#### [WORK TO DO]
Write out the whole listing word for word.
-------
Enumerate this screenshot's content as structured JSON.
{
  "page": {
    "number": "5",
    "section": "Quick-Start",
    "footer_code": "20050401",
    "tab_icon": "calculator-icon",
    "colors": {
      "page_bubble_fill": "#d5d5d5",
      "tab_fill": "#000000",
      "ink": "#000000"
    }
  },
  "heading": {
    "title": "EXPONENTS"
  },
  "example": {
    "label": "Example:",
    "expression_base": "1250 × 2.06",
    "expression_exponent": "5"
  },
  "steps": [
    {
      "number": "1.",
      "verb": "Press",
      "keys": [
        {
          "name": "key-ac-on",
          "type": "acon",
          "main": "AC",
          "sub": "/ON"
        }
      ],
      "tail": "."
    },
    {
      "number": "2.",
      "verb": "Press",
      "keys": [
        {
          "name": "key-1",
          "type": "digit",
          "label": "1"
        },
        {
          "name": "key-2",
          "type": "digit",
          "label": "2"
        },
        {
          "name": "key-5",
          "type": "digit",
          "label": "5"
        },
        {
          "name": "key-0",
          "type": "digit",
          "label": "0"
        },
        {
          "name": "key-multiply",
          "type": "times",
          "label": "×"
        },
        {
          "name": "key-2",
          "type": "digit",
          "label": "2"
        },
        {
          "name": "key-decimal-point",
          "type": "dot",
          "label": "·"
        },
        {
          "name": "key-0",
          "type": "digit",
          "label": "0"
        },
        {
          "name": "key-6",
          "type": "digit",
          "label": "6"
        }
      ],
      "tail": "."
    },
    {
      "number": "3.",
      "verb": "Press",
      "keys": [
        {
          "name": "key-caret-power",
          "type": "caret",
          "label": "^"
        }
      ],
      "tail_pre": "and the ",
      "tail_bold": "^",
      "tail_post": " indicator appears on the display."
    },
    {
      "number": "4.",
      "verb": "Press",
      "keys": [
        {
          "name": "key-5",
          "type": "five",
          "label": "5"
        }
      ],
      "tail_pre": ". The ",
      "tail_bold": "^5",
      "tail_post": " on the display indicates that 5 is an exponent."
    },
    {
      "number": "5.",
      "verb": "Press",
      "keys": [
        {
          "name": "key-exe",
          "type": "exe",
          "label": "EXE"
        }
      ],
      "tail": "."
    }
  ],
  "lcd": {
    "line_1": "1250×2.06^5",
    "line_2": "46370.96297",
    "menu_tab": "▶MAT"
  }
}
-------
#### [FINISHED EXERCISE]
Enumerate this screenshot's content as structured JSON.
{
  "page": {
    "number": "5",
    "section": "Quick-Start",
    "footer_code": "20050401",
    "tab_icon": "calculator-icon",
    "colors": {
      "page_bubble_fill": "#d5d5d5",
      "tab_fill": "#000000",
      "ink": "#000000"
    }
  },
  "heading": {
    "title": "EXPONENTS"
  },
  "example": {
    "label": "Example:",
    "expression_base": "1250 × 2.06",
    "expression_exponent": "5"
  },
  "steps": [
    {
      "number": "1.",
      "verb": "Press",
      "keys": [
        {
          "name": "key-ac-on",
          "type": "acon",
          "main": "AC",
          "sub": "/ON"
        }
      ],
      "tail": "."
    },
    {
      "number": "2.",
      "verb": "Press",
      "keys": [
        {
          "name": "key-1",
          "type": "digit",
          "label": "1"
        },
        {
          "name": "key-2",
          "type": "digit",
          "label": "2"
        },
        {
          "name": "key-5",
          "type": "digit",
          "label": "5"
        },
        {
          "name": "key-0",
          "type": "digit",
          "label": "0"
        },
        {
          "name": "key-multiply",
          "type": "times",
          "label": "×"
        },
        {
          "name": "key-2",
          "type": "digit",
          "label": "2"
        },
        {
          "name": "key-decimal-point",
          "type": "dot",
          "label": "·"
        },
        {
          "name": "key-0",
          "type": "digit",
          "label": "0"
        },
        {
          "name": "key-6",
          "type": "digit",
          "label": "6"
        }
      ],
      "tail": "."
    },
    {
      "number": "3.",
      "verb": "Press",
      "keys": [
        {
          "name": "key-caret-power",
          "type": "caret",
          "label": "^"
        }
      ],
      "tail_pre": "and the ",
      "tail_bold": "^",
      "tail_post": " indicator appears on the display."
    },
    {
      "number": "4.",
      "verb": "Press",
      "keys": [
        {
          "name": "key-5",
          "type": "five",
          "label": "5"
        }
      ],
      "tail_pre": ". The ",
      "tail_bold": "^5",
      "tail_post": " on the display indicates that 5 is an exponent."
    },
    {
      "number": "5.",
      "verb": "Press",
      "keys": [
        {
          "name": "key-exe",
          "type": "exe",
          "label": "EXE"
        }
      ],
      "tail": "."
    }
  ],
  "lcd": {
    "line_1": "1250×2.06^5",
    "line_2": "46370.96297",
    "menu_tab": "▶MAT"
  }
}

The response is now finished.